_Goal a:_ List every person that the article on the death penalty ruling names, each with the title it gives them.

_Passage given:_
## start

Capital punishment; justices say death penalty is up to juries, not judges

Juries rather than judges must make the crucial factual determinations that subject a convicted murderer to the death penalty, the Supreme Court ruled today in a decision that invalidated the death penalty laws of five states and cast doubt on the laws of four others.

Nearly 800 people are on death row in the nine states where judges ultimately determine sentences, with or without a jury’s advisory opinion. While inmates whose appeals have been exhausted face high procedural obstacles to benefiting from the new ruling, dozens, at least, will be entitled to resentencing as a result of the court’s 7-to-2 decision.

In addition, state legislatures will need to redraft laws that were explicitly or presumptively constitutional under Supreme Court precedents before the justices took a sharp new turn on the respective roles of judge and jury in criminal sentencing two years ago in Apprendi v. New Jersey.

Ring v. Arizona, No. 01-488, was the case the court decided today in an opinion by Justice Ruth Bader Ginsburg over dissenting votes by Justice Sandra Day O’Connor and Chief Justice William H. Rehnquist. [Excerpts, Page A20.] In Arizona, judges determine the existence of the ”aggravating factors” that separate murderers eligible for death sentences from those who are not.

## end

_Goal b:_ Please quote these lines of the records word for word, beginning at the line that has "svg-text:Nov: Nov [162, 1008, 181, 1019]" and stopping after the line that has "svg-text:34,500.0: 34,500.0 [956, 666, 996, 677]".

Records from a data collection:
## start

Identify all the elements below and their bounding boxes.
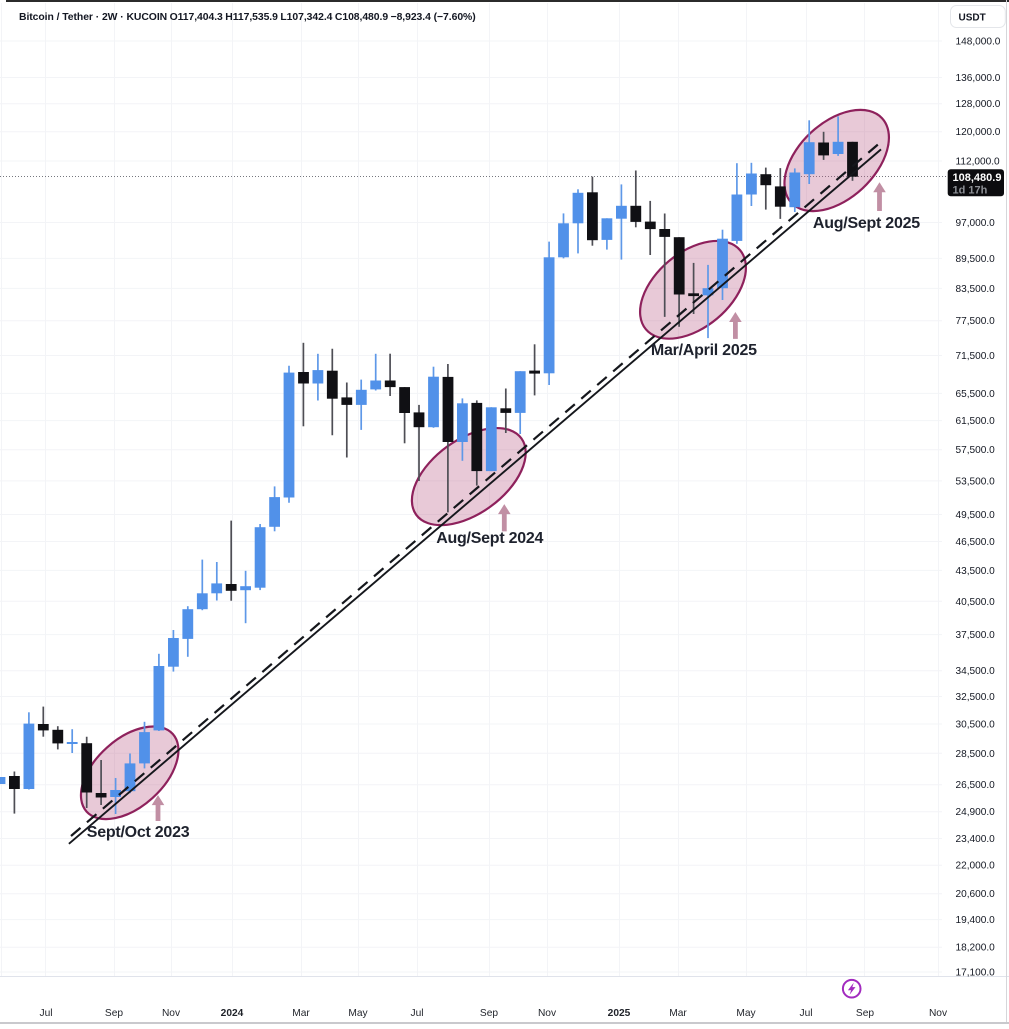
svg-text:Nov: Nov [162, 1008, 181, 1019]
svg-text:23,400.0: 23,400.0 [956, 834, 996, 845]
svg-text:30,500.0: 30,500.0 [956, 720, 996, 731]
svg-text:Jul: Jul [410, 1008, 423, 1019]
svg-text:Sept/Oct 2023: Sept/Oct 2023 [87, 824, 190, 841]
svg-text:Nov: Nov [929, 1008, 948, 1019]
svg-text:20,600.0: 20,600.0 [956, 889, 996, 900]
svg-text:61,500.0: 61,500.0 [956, 416, 996, 427]
svg-text:2025: 2025 [608, 1008, 631, 1019]
svg-text:43,500.0: 43,500.0 [956, 566, 996, 577]
svg-text:26,500.0: 26,500.0 [956, 780, 996, 791]
svg-text:Bitcoin / Tether · 2W · KUCOIN: Bitcoin / Tether · 2W · KUCOIN O117,404.… [19, 12, 476, 23]
svg-text:USDT: USDT [959, 12, 986, 23]
svg-text:37,500.0: 37,500.0 [956, 630, 996, 641]
svg-text:Aug/Sept 2025: Aug/Sept 2025 [813, 215, 920, 232]
svg-text:112,000.0: 112,000.0 [956, 157, 1001, 168]
svg-text:Nov: Nov [538, 1008, 557, 1019]
svg-text:148,000.0: 148,000.0 [956, 37, 1001, 48]
svg-text:77,500.0: 77,500.0 [956, 316, 996, 327]
svg-text:89,500.0: 89,500.0 [956, 254, 996, 265]
svg-text:17,100.0: 17,100.0 [956, 968, 996, 979]
svg-text:2024: 2024 [221, 1008, 244, 1019]
svg-text:108,480.9: 108,480.9 [953, 172, 1002, 184]
svg-text:Sep: Sep [105, 1008, 123, 1019]
svg-text:Mar: Mar [292, 1008, 310, 1019]
svg-text:Jul: Jul [39, 1008, 52, 1019]
svg-text:Mar: Mar [669, 1008, 687, 1019]
svg-text:34,500.0: 34,500.0 [956, 666, 996, 677]
svg-text:18,200.0: 18,200.0 [956, 943, 996, 954]
svg-text:22,000.0: 22,000.0 [956, 861, 996, 872]
svg-text:19,400.0: 19,400.0 [956, 915, 996, 926]
svg-text:1d 17h: 1d 17h [953, 185, 988, 197]
svg-text:Aug/Sept 2024: Aug/Sept 2024 [436, 530, 543, 547]
svg-text:24,900.0: 24,900.0 [956, 807, 996, 818]
svg-text:53,500.0: 53,500.0 [956, 476, 996, 487]
svg-text:49,500.0: 49,500.0 [956, 510, 996, 521]
svg-text:40,500.0: 40,500.0 [956, 597, 996, 608]
svg-text:Sep: Sep [480, 1008, 498, 1019]
svg-text:97,000.0: 97,000.0 [956, 218, 996, 229]
svg-text:128,000.0: 128,000.0 [956, 99, 1001, 110]
svg-text:71,500.0: 71,500.0 [956, 351, 996, 362]
svg-text:Mar/April 2025: Mar/April 2025 [651, 342, 757, 359]
svg-text:83,500.0: 83,500.0 [956, 284, 996, 295]
svg-text:65,500.0: 65,500.0 [956, 389, 996, 400]
svg-text:Jul: Jul [799, 1008, 812, 1019]
svg-text:28,500.0: 28,500.0 [956, 749, 996, 760]
svg-text:May: May [736, 1008, 756, 1019]
svg-text:Sep: Sep [856, 1008, 874, 1019]
svg-text:136,000.0: 136,000.0 [956, 73, 1001, 84]
svg-text:May: May [348, 1008, 368, 1019]
svg-text:57,500.0: 57,500.0 [956, 445, 996, 456]
svg-text:46,500.0: 46,500.0 [956, 537, 996, 548]
svg-text:120,000.0: 120,000.0 [956, 127, 1001, 138]
svg-text:32,500.0: 32,500.0 [956, 692, 996, 703]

## end

_Problem solution a:_
Justice Ruth Bader Ginsburg
Justice Sandra Day O’Connor
Chief Justice William H. Rehnquist

_Problem solution b:_
svg-text:Nov: Nov [162, 1008, 181, 1019]
svg-text:23,400.0: 23,400.0 [956, 834, 996, 845]
svg-text:30,500.0: 30,500.0 [956, 720, 996, 731]
svg-text:Jul: Jul [410, 1008, 423, 1019]
svg-text:Sept/Oct 2023: Sept/Oct 2023 [87, 824, 190, 841]
svg-text:Nov: Nov [929, 1008, 948, 1019]
svg-text:20,600.0: 20,600.0 [956, 889, 996, 900]
svg-text:61,500.0: 61,500.0 [956, 416, 996, 427]
svg-text:2025: 2025 [608, 1008, 631, 1019]
svg-text:43,500.0: 43,500.0 [956, 566, 996, 577]
svg-text:26,500.0: 26,500.0 [956, 780, 996, 791]
svg-text:Bitcoin / Tether · 2W · KUCOIN: Bitcoin / Tether · 2W · KUCOIN O117,404.… [19, 12, 476, 23]
svg-text:USDT: USDT [959, 12, 986, 23]
svg-text:37,500.0: 37,500.0 [956, 630, 996, 641]
svg-text:Aug/Sept 2025: Aug/Sept 2025 [813, 215, 920, 232]
svg-text:112,000.0: 112,000.0 [956, 157, 1001, 168]
svg-text:Nov: Nov [538, 1008, 557, 1019]
svg-text:148,000.0: 148,000.0 [956, 37, 1001, 48]
svg-text:77,500.0: 77,500.0 [956, 316, 996, 327]
svg-text:89,500.0: 89,500.0 [956, 254, 996, 265]
svg-text:17,100.0: 17,100.0 [956, 968, 996, 979]
svg-text:2024: 2024 [221, 1008, 244, 1019]
svg-text:108,480.9: 108,480.9 [953, 172, 1002, 184]
svg-text:Sep: Sep [105, 1008, 123, 1019]
svg-text:Mar: Mar [292, 1008, 310, 1019]
svg-text:Jul: Jul [39, 1008, 52, 1019]
svg-text:Mar: Mar [669, 1008, 687, 1019]
svg-text:34,500.0: 34,500.0 [956, 666, 996, 677]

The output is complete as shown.